=== WHAT IS EXPECTED ===
Report only the number of lines holding "JSON".

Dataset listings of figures
****

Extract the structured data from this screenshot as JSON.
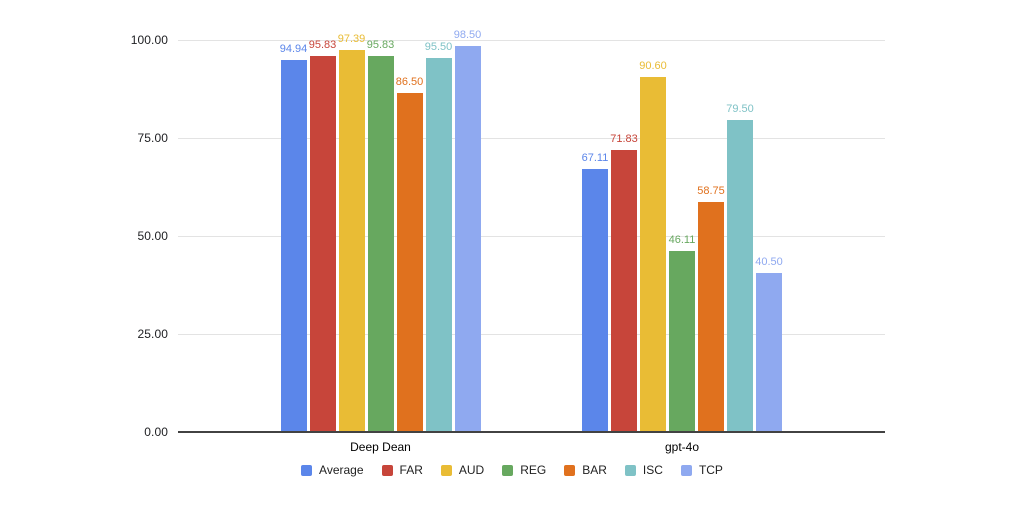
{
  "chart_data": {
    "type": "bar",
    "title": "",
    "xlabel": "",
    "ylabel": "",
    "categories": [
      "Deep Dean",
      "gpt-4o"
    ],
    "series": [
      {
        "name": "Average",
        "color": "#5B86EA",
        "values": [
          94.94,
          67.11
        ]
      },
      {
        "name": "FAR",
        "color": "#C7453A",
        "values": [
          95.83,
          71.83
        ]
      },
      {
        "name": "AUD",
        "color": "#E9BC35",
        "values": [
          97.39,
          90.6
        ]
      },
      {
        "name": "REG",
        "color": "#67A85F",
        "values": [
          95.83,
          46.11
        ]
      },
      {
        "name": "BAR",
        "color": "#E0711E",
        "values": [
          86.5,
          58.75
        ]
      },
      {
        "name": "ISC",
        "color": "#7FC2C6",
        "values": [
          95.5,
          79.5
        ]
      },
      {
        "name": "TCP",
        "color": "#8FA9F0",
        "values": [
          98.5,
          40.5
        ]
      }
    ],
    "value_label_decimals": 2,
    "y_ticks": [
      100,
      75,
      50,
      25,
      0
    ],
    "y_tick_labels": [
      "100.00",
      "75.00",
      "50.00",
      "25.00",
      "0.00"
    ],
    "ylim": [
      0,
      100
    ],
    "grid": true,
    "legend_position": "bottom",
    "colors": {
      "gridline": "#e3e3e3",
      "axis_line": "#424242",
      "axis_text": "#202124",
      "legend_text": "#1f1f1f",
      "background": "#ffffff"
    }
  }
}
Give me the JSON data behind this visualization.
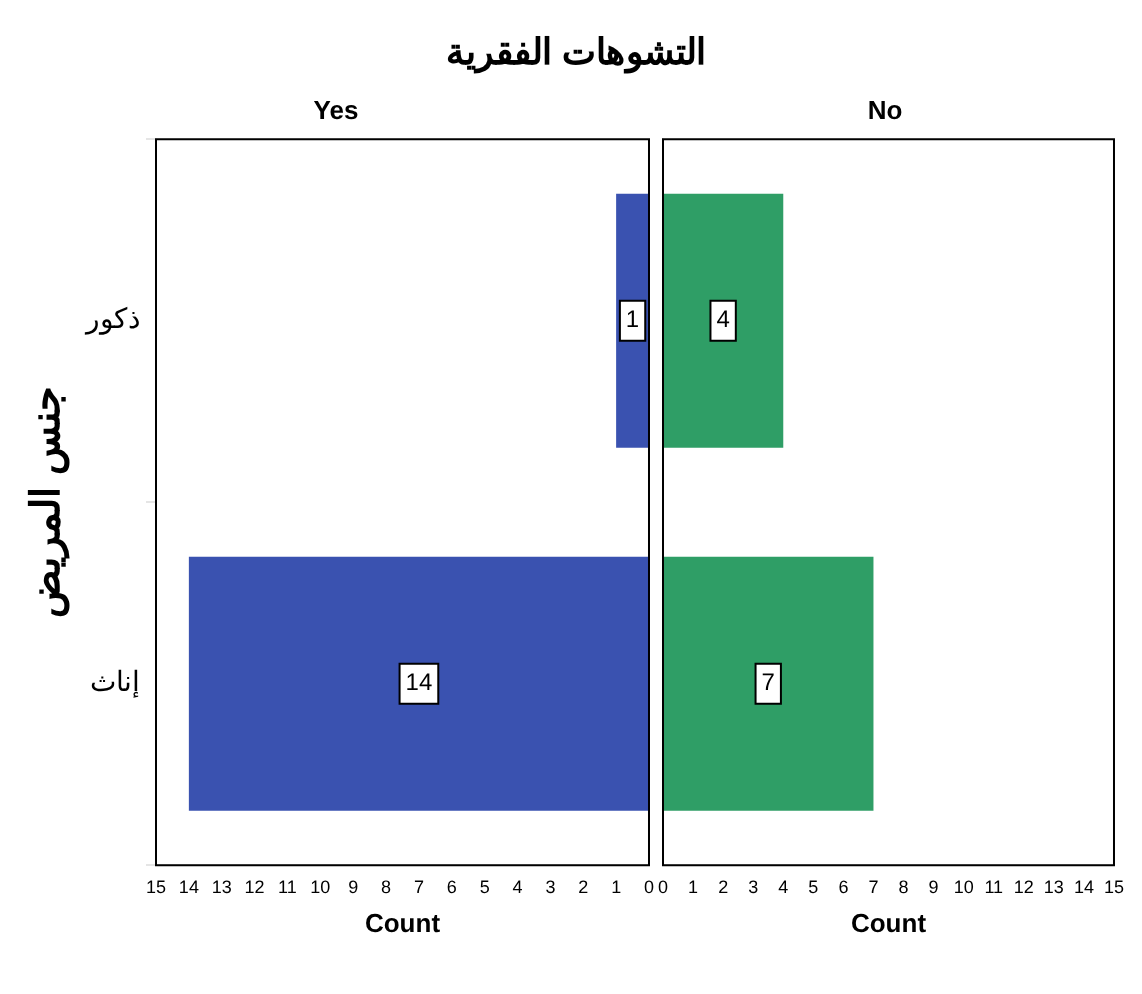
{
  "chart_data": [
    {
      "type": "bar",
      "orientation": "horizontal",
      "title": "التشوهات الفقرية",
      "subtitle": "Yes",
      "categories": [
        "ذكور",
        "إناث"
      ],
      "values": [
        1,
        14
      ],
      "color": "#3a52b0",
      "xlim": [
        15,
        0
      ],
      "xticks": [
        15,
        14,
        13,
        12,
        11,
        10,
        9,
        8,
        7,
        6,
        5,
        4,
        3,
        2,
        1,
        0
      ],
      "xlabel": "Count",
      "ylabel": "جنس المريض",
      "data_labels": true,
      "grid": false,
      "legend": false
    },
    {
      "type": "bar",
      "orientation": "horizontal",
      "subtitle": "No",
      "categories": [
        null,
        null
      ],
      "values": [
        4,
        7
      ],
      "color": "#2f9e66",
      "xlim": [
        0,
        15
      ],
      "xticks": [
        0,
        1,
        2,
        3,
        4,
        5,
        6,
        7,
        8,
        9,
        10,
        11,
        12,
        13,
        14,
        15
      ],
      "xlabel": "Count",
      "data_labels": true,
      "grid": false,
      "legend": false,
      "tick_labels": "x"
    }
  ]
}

****

=== REPLY TO THE TASK ===
2